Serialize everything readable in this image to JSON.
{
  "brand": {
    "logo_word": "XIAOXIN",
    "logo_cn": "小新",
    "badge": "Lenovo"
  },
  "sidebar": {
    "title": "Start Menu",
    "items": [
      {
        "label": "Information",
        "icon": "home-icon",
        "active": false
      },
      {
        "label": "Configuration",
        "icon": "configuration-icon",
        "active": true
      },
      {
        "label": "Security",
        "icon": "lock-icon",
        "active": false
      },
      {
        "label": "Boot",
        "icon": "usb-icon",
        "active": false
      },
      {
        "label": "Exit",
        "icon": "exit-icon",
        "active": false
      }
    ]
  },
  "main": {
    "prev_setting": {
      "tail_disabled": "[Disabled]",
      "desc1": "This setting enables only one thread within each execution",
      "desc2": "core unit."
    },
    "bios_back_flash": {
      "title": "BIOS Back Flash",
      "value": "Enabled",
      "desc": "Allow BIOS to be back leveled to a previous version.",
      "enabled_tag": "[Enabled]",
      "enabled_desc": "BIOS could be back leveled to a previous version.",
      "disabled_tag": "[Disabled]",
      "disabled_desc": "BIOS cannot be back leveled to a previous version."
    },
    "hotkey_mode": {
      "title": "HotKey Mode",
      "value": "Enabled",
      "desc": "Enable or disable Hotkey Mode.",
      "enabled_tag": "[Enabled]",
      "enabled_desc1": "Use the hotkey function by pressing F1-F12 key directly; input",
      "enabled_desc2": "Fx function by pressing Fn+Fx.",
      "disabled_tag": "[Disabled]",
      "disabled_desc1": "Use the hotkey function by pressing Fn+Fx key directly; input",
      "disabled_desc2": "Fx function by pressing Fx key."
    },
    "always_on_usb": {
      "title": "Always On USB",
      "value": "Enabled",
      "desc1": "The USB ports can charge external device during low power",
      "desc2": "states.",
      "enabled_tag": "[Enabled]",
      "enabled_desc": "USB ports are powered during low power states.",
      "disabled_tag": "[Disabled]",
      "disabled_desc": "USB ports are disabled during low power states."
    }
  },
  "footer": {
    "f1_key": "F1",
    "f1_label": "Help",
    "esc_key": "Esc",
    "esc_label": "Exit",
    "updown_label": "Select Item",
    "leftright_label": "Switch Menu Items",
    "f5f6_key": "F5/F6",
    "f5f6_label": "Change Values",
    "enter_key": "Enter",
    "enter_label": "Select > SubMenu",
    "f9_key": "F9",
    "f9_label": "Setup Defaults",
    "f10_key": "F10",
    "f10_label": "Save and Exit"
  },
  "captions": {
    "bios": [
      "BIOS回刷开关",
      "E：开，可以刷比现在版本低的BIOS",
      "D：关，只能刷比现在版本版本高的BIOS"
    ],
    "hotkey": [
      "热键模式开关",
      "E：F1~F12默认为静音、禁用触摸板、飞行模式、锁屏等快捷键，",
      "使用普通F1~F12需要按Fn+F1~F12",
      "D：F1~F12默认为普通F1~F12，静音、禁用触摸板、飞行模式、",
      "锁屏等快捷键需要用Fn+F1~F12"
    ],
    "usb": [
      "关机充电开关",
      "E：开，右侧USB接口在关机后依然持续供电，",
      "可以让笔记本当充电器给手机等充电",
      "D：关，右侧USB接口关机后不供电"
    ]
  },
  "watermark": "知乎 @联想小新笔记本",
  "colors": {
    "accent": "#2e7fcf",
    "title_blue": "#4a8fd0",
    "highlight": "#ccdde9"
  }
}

========================

Exercise brief –
Repeat the records above exactly.

Final answer –
Serialize everything readable in this image to JSON.
{
  "brand": {
    "logo_word": "XIAOXIN",
    "logo_cn": "小新",
    "badge": "Lenovo"
  },
  "sidebar": {
    "title": "Start Menu",
    "items": [
      {
        "label": "Information",
        "icon": "home-icon",
        "active": false
      },
      {
        "label": "Configuration",
        "icon": "configuration-icon",
        "active": true
      },
      {
        "label": "Security",
        "icon": "lock-icon",
        "active": false
      },
      {
        "label": "Boot",
        "icon": "usb-icon",
        "active": false
      },
      {
        "label": "Exit",
        "icon": "exit-icon",
        "active": false
      }
    ]
  },
  "main": {
    "prev_setting": {
      "tail_disabled": "[Disabled]",
      "desc1": "This setting enables only one thread within each execution",
      "desc2": "core unit."
    },
    "bios_back_flash": {
      "title": "BIOS Back Flash",
      "value": "Enabled",
      "desc": "Allow BIOS to be back leveled to a previous version.",
      "enabled_tag": "[Enabled]",
      "enabled_desc": "BIOS could be back leveled to a previous version.",
      "disabled_tag": "[Disabled]",
      "disabled_desc": "BIOS cannot be back leveled to a previous version."
    },
    "hotkey_mode": {
      "title": "HotKey Mode",
      "value": "Enabled",
      "desc": "Enable or disable Hotkey Mode.",
      "enabled_tag": "[Enabled]",
      "enabled_desc1": "Use the hotkey function by pressing F1-F12 key directly; input",
      "enabled_desc2": "Fx function by pressing Fn+Fx.",
      "disabled_tag": "[Disabled]",
      "disabled_desc1": "Use the hotkey function by pressing Fn+Fx key directly; input",
      "disabled_desc2": "Fx function by pressing Fx key."
    },
    "always_on_usb": {
      "title": "Always On USB",
      "value": "Enabled",
      "desc1": "The USB ports can charge external device during low power",
      "desc2": "states.",
      "enabled_tag": "[Enabled]",
      "enabled_desc": "USB ports are powered during low power states.",
      "disabled_tag": "[Disabled]",
      "disabled_desc": "USB ports are disabled during low power states."
    }
  },
  "footer": {
    "f1_key": "F1",
    "f1_label": "Help",
    "esc_key": "Esc",
    "esc_label": "Exit",
    "updown_label": "Select Item",
    "leftright_label": "Switch Menu Items",
    "f5f6_key": "F5/F6",
    "f5f6_label": "Change Values",
    "enter_key": "Enter",
    "enter_label": "Select > SubMenu",
    "f9_key": "F9",
    "f9_label": "Setup Defaults",
    "f10_key": "F10",
    "f10_label": "Save and Exit"
  },
  "captions": {
    "bios": [
      "BIOS回刷开关",
      "E：开，可以刷比现在版本低的BIOS",
      "D：关，只能刷比现在版本版本高的BIOS"
    ],
    "hotkey": [
      "热键模式开关",
      "E：F1~F12默认为静音、禁用触摸板、飞行模式、锁屏等快捷键，",
      "使用普通F1~F12需要按Fn+F1~F12",
      "D：F1~F12默认为普通F1~F12，静音、禁用触摸板、飞行模式、",
      "锁屏等快捷键需要用Fn+F1~F12"
    ],
    "usb": [
      "关机充电开关",
      "E：开，右侧USB接口在关机后依然持续供电，",
      "可以让笔记本当充电器给手机等充电",
      "D：关，右侧USB接口关机后不供电"
    ]
  },
  "watermark": "知乎 @联想小新笔记本",
  "colors": {
    "accent": "#2e7fcf",
    "title_blue": "#4a8fd0",
    "highlight": "#ccdde9"
  }
}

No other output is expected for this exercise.